= STATED TASK =
Reproduce the lines below word for word, leaving out the pictures.

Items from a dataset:
- - - - -

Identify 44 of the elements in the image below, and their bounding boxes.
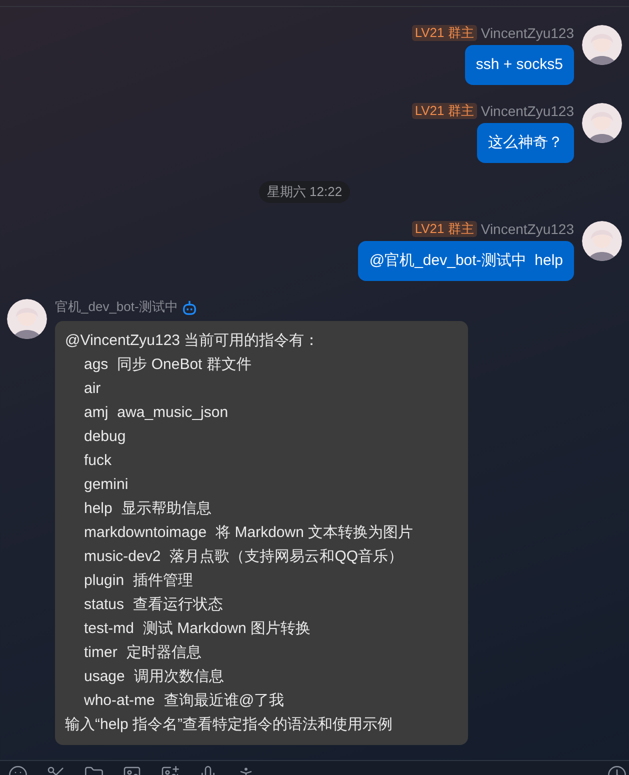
command-description: 同步 OneBot 群文件 [117,355,252,375]
command-description: 查询最近谁@了我 [164,691,284,711]
command-name: plugin [84,571,124,591]
command-name: ags [84,355,108,375]
command-name: status [84,595,124,615]
command-description: 落月点歌（支持网易云和QQ音乐） [170,547,404,567]
sender-name: VincentZyu123 [480,103,574,119]
command-name: usage [84,667,125,687]
avatar[interactable] [582,25,622,65]
level-badge: LV21 群主 [412,221,477,237]
command-name: air [84,379,101,399]
sender-name: 官机_dev_bot-测试中 [55,299,178,315]
level-badge: LV21 群主 [412,103,477,119]
command-name: markdowntoimage [84,523,207,543]
command-name: who-at-me [84,691,155,711]
command-name: timer [84,643,118,663]
message-bubble: ssh + socks5 [464,45,574,85]
avatar[interactable] [7,299,47,339]
command-name: fuck [84,451,112,471]
command-description: 显示帮助信息 [121,499,212,519]
command-description: 调用次数信息 [134,667,224,687]
message-text: 输入“help 指令名”查看特定指令的语法和使用示例 [65,715,394,735]
level-badge: LV21 群主 [412,25,477,41]
timestamp: 星期六 12:22 [258,181,350,203]
robot-icon [182,300,197,314]
command-name: music-dev2 [84,547,161,567]
message-text: @VincentZyu123 当前可用的指令有： [65,331,320,351]
command-name: test-md [84,619,134,639]
command-description: 定时器信息 [126,643,202,663]
message-bubble: 这么神奇？ [477,123,574,163]
command-description: 将 Markdown 文本转换为图片 [216,523,414,543]
avatar[interactable] [582,221,622,261]
command-description: 插件管理 [133,571,194,591]
message-bubble: @官机_dev_bot-测试中 help [358,241,574,281]
command-description: awa_music_json [117,403,228,423]
avatar[interactable] [582,103,622,143]
sender-name: VincentZyu123 [480,221,574,237]
command-name: help [84,499,112,519]
command-name: gemini [84,475,128,495]
command-description: 查看运行状态 [133,595,224,615]
command-description: 测试 Markdown 图片转换 [143,619,311,639]
command-name: amj [84,403,108,423]
command-name: debug [84,427,126,447]
sender-name: VincentZyu123 [480,25,574,41]
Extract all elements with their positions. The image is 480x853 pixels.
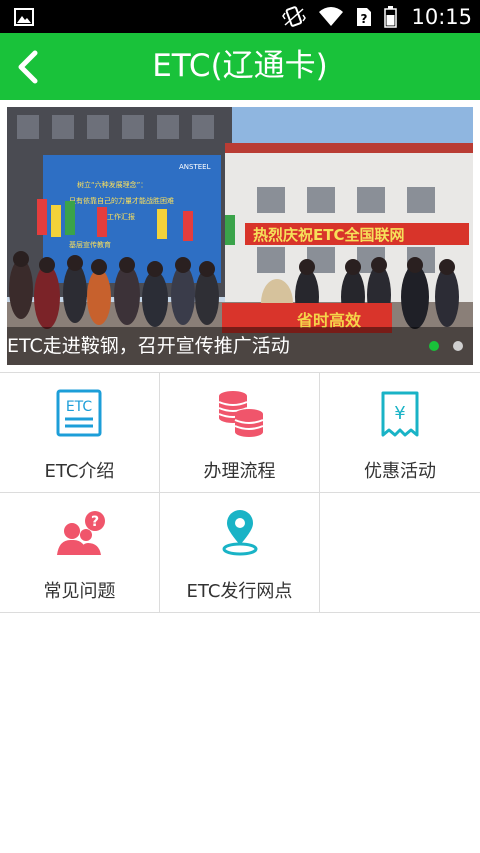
- grid-item-label: ETC发行网点: [186, 581, 293, 602]
- red-banner-text: 热烈庆祝ETC全国联网: [253, 226, 405, 244]
- carousel-dot-2[interactable]: [453, 341, 463, 351]
- etc-card-icon: ETC: [56, 389, 102, 437]
- grid-item-label: 办理流程: [203, 461, 276, 482]
- grid-item-process[interactable]: 办理流程: [160, 373, 320, 493]
- battery-icon: [384, 5, 398, 28]
- vibrate-icon: [282, 5, 307, 27]
- banner-slide[interactable]: ANSTEEL 树立“六种发展理念”： 只有依靠自己的力量才能战胜困难 工作汇报…: [7, 107, 473, 365]
- location-pin-icon: [222, 510, 258, 556]
- status-bar: ? 10:15: [0, 0, 480, 33]
- carousel-dot-1[interactable]: [429, 341, 439, 351]
- receipt-yen-icon: ¥: [381, 391, 419, 437]
- carousel-indicator: [429, 341, 463, 351]
- grid-item-label: 优惠活动: [364, 461, 436, 482]
- grid-item-label: ETC介绍: [44, 461, 115, 482]
- board-line-4: 基层宣传教育: [69, 240, 111, 249]
- svg-text:?: ?: [361, 12, 368, 26]
- board-line-1: 树立“六种发展理念”：: [77, 180, 147, 189]
- title-bar: ETC(辽通卡): [0, 33, 480, 100]
- svg-text:ETC: ETC: [66, 399, 93, 415]
- grid-item-etc-intro[interactable]: ETC ETC介绍: [0, 373, 160, 493]
- board-line-2: 只有依靠自己的力量才能战胜困难: [69, 196, 174, 205]
- page-title: ETC(辽通卡): [152, 48, 328, 84]
- banner-caption: ETC走进鞍钢，召开宣传推广活动: [7, 335, 290, 357]
- grid-item-promotions[interactable]: ¥ 优惠活动: [320, 373, 480, 493]
- board-brand: ANSTEEL: [179, 163, 211, 171]
- grid-item-faq[interactable]: ? 常见问题: [0, 493, 160, 613]
- image-icon: [14, 8, 34, 26]
- board-line-3: 工作汇报: [107, 212, 135, 221]
- grid-item-label: 常见问题: [43, 581, 116, 602]
- people-question-icon: ?: [57, 511, 105, 555]
- svg-text:?: ?: [91, 514, 99, 530]
- wifi-icon: [319, 6, 344, 26]
- grid-item-outlets[interactable]: ETC发行网点: [160, 493, 320, 613]
- feature-grid: ETC ETC介绍 办理流程 ¥ 优惠活动 ? 常见问题 ETC发行网点: [0, 372, 480, 613]
- coin-stack-icon: [218, 391, 264, 437]
- clock: 10:15: [411, 4, 472, 29]
- caption-bar: ETC走进鞍钢，召开宣传推广活动: [7, 327, 473, 365]
- banner-carousel[interactable]: ANSTEEL 树立“六种发展理念”： 只有依靠自己的力量才能战胜困难 工作汇报…: [0, 100, 480, 370]
- svg-text:¥: ¥: [394, 403, 405, 424]
- grid-empty-cell: [320, 493, 480, 613]
- no-sim-icon: ?: [357, 7, 372, 26]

- - - - -

= RESPONSE =
Identify 44 of the elements in the image below, and their bounding boxes.
command-description: 同步 OneBot 群文件 [117,355,252,375]
command-description: 查询最近谁@了我 [164,691,284,711]
command-name: plugin [84,571,124,591]
command-name: ags [84,355,108,375]
command-name: status [84,595,124,615]
command-description: 落月点歌（支持网易云和QQ音乐） [170,547,404,567]
sender-name: VincentZyu123 [480,103,574,119]
command-name: usage [84,667,125,687]
avatar[interactable] [582,25,622,65]
level-badge: LV21 群主 [412,221,477,237]
command-name: air [84,379,101,399]
sender-name: 官机_dev_bot-测试中 [55,299,178,315]
level-badge: LV21 群主 [412,103,477,119]
command-name: markdowntoimage [84,523,207,543]
command-name: who-at-me [84,691,155,711]
command-name: timer [84,643,118,663]
message-bubble: ssh + socks5 [464,45,574,85]
avatar[interactable] [7,299,47,339]
command-name: fuck [84,451,112,471]
command-description: 显示帮助信息 [121,499,212,519]
command-description: 调用次数信息 [134,667,224,687]
message-text: 输入“help 指令名”查看特定指令的语法和使用示例 [65,715,394,735]
level-badge: LV21 群主 [412,25,477,41]
timestamp: 星期六 12:22 [258,181,350,203]
robot-icon [182,300,197,314]
command-name: music-dev2 [84,547,161,567]
message-text: @VincentZyu123 当前可用的指令有： [65,331,320,351]
command-name: test-md [84,619,134,639]
command-description: 定时器信息 [126,643,202,663]
message-bubble: 这么神奇？ [477,123,574,163]
command-description: 将 Markdown 文本转换为图片 [216,523,414,543]
avatar[interactable] [582,221,622,261]
command-description: 插件管理 [133,571,194,591]
message-bubble: @官机_dev_bot-测试中 help [358,241,574,281]
command-description: awa_music_json [117,403,228,423]
avatar[interactable] [582,103,622,143]
sender-name: VincentZyu123 [480,221,574,237]
command-name: help [84,499,112,519]
command-name: gemini [84,475,128,495]
command-description: 查看运行状态 [133,595,224,615]
command-description: 测试 Markdown 图片转换 [143,619,311,639]
command-name: amj [84,403,108,423]
command-name: debug [84,427,126,447]
sender-name: VincentZyu123 [480,25,574,41]
Extract all elements with their positions. The image is 480x853 pixels.
- grid-item-label: ETC发行网点: [186, 581, 293, 602]
- red-banner-text: 热烈庆祝ETC全国联网: [253, 226, 405, 244]
- carousel-dot-2[interactable]: [453, 341, 463, 351]
- etc-card-icon: ETC: [56, 389, 102, 437]
- grid-item-label: 办理流程: [203, 461, 276, 482]
- grid-item-process[interactable]: 办理流程: [160, 373, 320, 493]
- battery-icon: [384, 5, 398, 28]
- vibrate-icon: [282, 5, 307, 27]
- banner-slide[interactable]: ANSTEEL 树立“六种发展理念”： 只有依靠自己的力量才能战胜困难 工作汇报…: [7, 107, 473, 365]
- location-pin-icon: [222, 510, 258, 556]
- status-bar: ? 10:15: [0, 0, 480, 33]
- carousel-dot-1[interactable]: [429, 341, 439, 351]
- receipt-yen-icon: ¥: [381, 391, 419, 437]
- carousel-indicator: [429, 341, 463, 351]
- grid-item-label: 优惠活动: [364, 461, 436, 482]
- grid-item-label: ETC介绍: [44, 461, 115, 482]
- board-line-4: 基层宣传教育: [69, 240, 111, 249]
- svg-text:?: ?: [361, 12, 368, 26]
- board-line-1: 树立“六种发展理念”：: [77, 180, 147, 189]
- title-bar: ETC(辽通卡): [0, 33, 480, 100]
- svg-text:ETC: ETC: [66, 399, 93, 415]
- grid-item-etc-intro[interactable]: ETC ETC介绍: [0, 373, 160, 493]
- board-line-2: 只有依靠自己的力量才能战胜困难: [69, 196, 174, 205]
- page-title: ETC(辽通卡): [152, 48, 328, 84]
- banner-caption: ETC走进鞍钢，召开宣传推广活动: [7, 335, 290, 357]
- grid-item-promotions[interactable]: ¥ 优惠活动: [320, 373, 480, 493]
- board-brand: ANSTEEL: [179, 163, 211, 171]
- grid-item-faq[interactable]: ? 常见问题: [0, 493, 160, 613]
- image-icon: [14, 8, 34, 26]
- board-line-3: 工作汇报: [107, 212, 135, 221]
- grid-item-label: 常见问题: [43, 581, 116, 602]
- people-question-icon: ?: [57, 511, 105, 555]
- svg-text:?: ?: [91, 514, 99, 530]
- wifi-icon: [319, 6, 344, 26]
- grid-item-outlets[interactable]: ETC发行网点: [160, 493, 320, 613]
- feature-grid: ETC ETC介绍 办理流程 ¥ 优惠活动 ? 常见问题 ETC发行网点: [0, 372, 480, 613]
- coin-stack-icon: [218, 391, 264, 437]
- clock: 10:15: [411, 4, 472, 29]
- caption-bar: ETC走进鞍钢，召开宣传推广活动: [7, 327, 473, 365]
- banner-carousel[interactable]: ANSTEEL 树立“六种发展理念”： 只有依靠自己的力量才能战胜困难 工作汇报…: [0, 100, 480, 370]
- svg-text:¥: ¥: [394, 403, 405, 424]
- grid-empty-cell: [320, 493, 480, 613]
- no-sim-icon: ?: [357, 7, 372, 26]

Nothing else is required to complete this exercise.